> PROBLEM REQUIREMENTS:
Where the word "inventore" occurs in a line, return that line.

> PROVIDED MATERIAL:
* BEGIN *
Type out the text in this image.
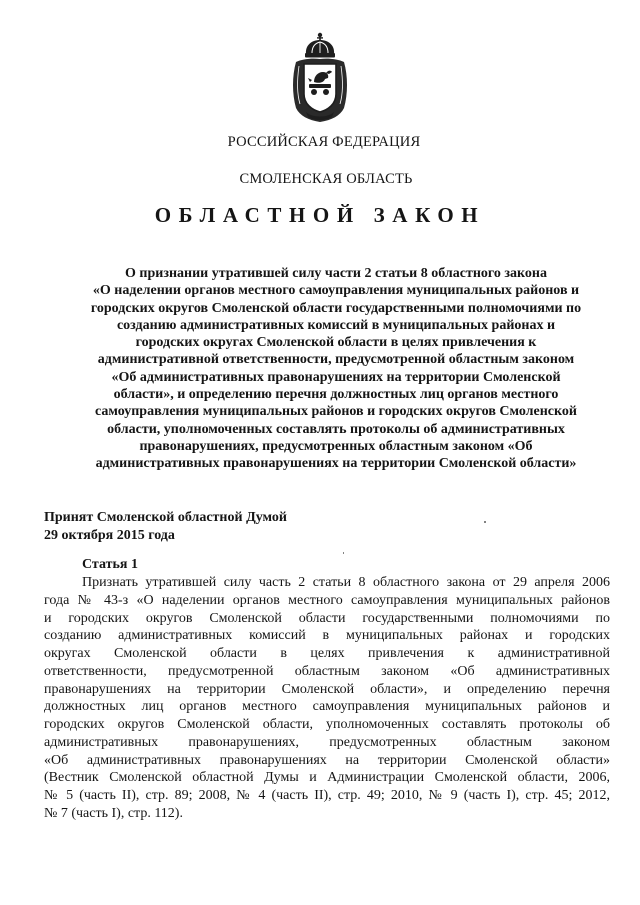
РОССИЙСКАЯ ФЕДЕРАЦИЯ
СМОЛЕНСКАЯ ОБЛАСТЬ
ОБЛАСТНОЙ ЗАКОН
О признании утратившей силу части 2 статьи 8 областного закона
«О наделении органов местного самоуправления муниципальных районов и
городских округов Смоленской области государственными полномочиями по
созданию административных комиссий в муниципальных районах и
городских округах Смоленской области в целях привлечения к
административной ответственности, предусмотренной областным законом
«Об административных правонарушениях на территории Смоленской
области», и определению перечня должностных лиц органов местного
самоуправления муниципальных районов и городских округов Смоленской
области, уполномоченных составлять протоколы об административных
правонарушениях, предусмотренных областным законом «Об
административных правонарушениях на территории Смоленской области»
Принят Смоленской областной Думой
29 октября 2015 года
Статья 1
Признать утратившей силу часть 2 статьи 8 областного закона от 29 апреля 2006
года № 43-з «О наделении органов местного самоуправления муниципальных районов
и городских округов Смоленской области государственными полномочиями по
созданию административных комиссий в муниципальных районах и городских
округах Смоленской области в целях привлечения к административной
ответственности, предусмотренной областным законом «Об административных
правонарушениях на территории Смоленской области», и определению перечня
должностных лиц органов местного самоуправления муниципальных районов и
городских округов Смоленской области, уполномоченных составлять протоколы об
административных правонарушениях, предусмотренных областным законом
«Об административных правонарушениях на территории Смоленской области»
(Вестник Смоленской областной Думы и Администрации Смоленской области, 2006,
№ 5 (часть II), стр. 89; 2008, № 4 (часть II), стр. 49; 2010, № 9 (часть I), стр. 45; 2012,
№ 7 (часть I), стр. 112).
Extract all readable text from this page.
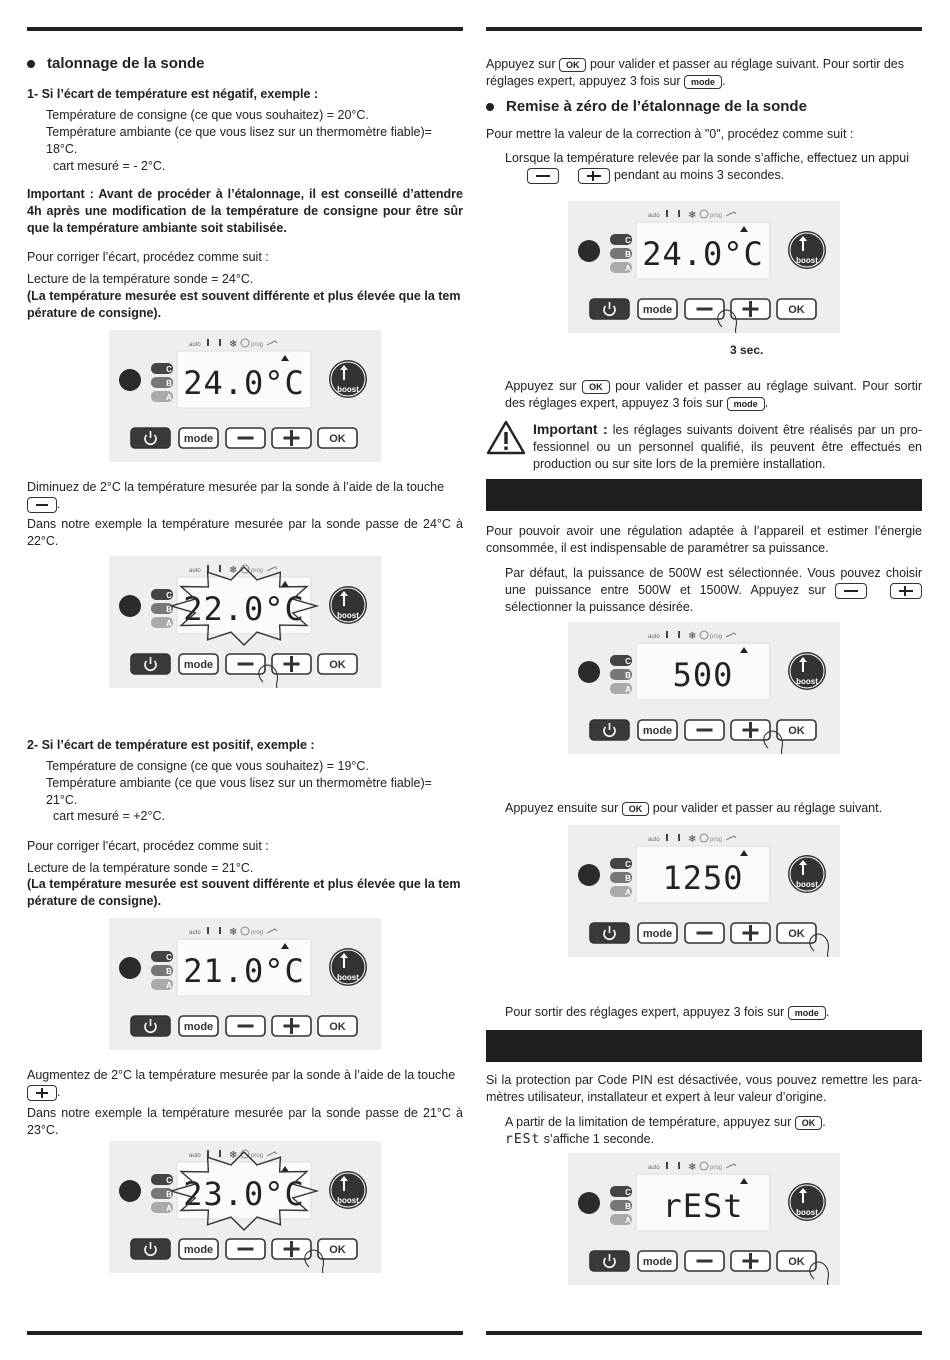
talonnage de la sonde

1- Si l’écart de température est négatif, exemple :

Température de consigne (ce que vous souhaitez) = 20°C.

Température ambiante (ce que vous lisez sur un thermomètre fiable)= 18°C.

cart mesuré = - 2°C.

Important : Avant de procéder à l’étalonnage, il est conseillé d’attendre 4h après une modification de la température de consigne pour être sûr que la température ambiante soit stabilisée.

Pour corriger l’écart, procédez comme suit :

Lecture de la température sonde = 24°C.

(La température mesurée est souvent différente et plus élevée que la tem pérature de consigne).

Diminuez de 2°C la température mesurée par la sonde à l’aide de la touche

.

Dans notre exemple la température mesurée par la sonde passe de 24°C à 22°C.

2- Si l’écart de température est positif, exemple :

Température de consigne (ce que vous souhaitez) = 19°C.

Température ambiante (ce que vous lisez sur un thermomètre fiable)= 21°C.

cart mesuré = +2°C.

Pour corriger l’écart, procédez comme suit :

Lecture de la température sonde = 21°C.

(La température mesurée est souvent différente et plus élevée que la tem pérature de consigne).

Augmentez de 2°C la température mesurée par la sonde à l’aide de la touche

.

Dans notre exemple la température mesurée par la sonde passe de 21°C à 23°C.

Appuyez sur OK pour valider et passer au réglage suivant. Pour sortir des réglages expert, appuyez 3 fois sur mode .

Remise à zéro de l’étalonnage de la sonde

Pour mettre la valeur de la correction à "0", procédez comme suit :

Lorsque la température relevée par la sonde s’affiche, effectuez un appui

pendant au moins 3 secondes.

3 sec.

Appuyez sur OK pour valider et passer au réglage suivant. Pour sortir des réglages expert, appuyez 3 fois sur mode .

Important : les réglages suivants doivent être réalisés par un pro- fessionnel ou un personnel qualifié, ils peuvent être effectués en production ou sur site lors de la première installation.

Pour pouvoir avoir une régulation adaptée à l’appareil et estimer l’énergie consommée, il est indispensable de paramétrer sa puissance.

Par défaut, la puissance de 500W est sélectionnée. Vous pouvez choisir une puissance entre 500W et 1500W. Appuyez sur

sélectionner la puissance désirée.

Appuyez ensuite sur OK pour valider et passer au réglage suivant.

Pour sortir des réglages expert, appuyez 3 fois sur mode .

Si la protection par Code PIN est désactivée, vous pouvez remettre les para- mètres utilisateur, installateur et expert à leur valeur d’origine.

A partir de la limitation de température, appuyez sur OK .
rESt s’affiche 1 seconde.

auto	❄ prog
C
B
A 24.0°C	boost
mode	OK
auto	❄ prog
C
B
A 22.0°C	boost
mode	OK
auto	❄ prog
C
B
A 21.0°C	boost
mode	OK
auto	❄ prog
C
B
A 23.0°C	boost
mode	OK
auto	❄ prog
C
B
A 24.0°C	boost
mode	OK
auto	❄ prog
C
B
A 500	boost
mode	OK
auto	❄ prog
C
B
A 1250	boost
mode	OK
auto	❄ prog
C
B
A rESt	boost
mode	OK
* END *
* BEGIN *
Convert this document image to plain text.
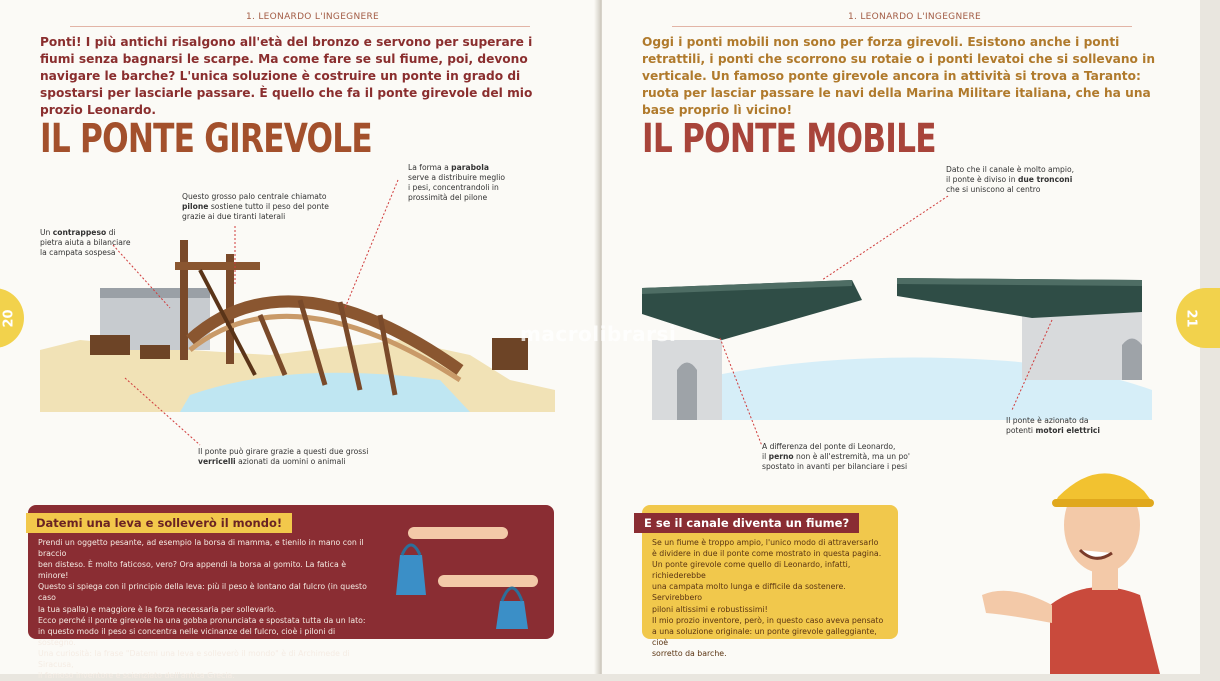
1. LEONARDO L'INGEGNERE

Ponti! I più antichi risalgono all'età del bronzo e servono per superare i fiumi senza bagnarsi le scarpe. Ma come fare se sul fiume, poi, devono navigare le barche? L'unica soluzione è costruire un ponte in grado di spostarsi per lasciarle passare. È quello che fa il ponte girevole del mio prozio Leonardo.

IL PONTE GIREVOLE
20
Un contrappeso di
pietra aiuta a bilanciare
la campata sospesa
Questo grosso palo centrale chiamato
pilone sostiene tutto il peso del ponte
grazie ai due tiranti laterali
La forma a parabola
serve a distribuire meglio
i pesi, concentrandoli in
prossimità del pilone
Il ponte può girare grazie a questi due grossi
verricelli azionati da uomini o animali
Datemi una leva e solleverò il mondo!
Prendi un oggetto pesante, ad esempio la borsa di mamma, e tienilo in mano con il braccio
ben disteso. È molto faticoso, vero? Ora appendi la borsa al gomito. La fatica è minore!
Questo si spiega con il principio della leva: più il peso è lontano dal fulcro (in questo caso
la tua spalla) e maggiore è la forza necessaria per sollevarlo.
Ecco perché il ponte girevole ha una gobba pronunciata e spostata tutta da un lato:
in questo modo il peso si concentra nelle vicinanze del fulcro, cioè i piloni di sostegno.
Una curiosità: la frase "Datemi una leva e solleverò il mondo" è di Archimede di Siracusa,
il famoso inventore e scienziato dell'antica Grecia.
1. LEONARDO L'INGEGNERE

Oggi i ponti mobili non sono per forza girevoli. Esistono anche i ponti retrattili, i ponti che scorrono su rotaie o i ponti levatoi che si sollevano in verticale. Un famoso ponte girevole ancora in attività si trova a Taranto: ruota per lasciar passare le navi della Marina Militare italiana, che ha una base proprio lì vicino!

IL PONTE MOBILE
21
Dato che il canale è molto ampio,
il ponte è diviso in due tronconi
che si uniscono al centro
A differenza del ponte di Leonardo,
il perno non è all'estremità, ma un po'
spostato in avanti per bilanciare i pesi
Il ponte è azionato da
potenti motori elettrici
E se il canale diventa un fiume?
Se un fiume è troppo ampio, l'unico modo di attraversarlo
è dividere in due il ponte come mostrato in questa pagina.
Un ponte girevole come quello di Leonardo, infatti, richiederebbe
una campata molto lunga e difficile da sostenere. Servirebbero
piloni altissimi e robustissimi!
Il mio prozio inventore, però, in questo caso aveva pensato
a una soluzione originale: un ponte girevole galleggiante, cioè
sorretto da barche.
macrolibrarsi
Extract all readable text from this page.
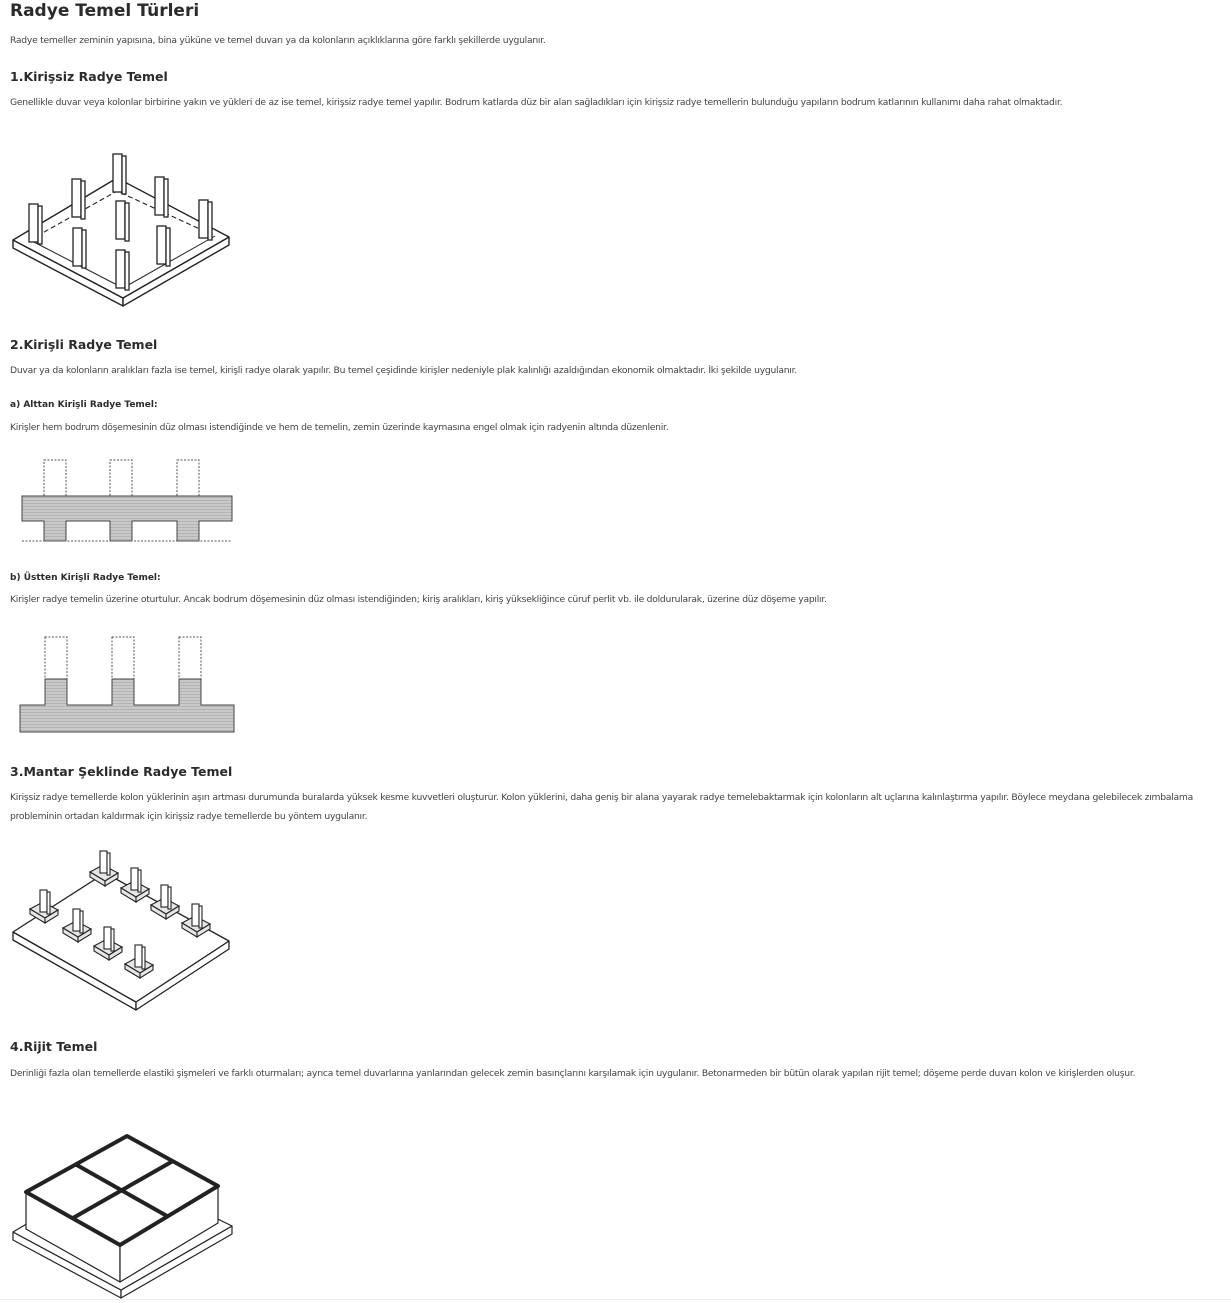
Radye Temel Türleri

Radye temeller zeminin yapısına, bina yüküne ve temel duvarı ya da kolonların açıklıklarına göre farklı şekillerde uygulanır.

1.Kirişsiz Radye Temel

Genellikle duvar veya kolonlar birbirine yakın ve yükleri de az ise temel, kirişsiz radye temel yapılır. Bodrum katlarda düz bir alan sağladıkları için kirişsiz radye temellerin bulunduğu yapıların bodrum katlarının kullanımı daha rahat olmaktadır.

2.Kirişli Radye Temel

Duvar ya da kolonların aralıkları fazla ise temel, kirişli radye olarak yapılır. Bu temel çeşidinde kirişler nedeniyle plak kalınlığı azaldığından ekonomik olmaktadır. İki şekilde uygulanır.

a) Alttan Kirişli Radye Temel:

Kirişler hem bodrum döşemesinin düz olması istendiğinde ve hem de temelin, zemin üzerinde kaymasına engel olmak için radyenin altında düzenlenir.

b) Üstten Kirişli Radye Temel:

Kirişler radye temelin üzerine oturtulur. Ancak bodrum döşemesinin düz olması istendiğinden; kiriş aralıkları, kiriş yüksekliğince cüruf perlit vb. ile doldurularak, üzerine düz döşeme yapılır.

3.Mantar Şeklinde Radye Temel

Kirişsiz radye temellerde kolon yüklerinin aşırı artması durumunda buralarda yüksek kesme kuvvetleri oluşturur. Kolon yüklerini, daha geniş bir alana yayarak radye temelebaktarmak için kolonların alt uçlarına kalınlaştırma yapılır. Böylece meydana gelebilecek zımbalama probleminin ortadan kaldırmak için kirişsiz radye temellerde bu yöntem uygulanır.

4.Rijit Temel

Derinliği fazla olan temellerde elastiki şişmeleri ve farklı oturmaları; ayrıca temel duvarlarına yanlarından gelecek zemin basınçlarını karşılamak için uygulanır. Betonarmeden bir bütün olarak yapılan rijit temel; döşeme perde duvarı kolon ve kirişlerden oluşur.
* END *
> WRITTEN ANSWER:
il famoso inventore e scienziato dell'antica Grecia.
Il mio prozio inventore, però, in questo caso aveva pensato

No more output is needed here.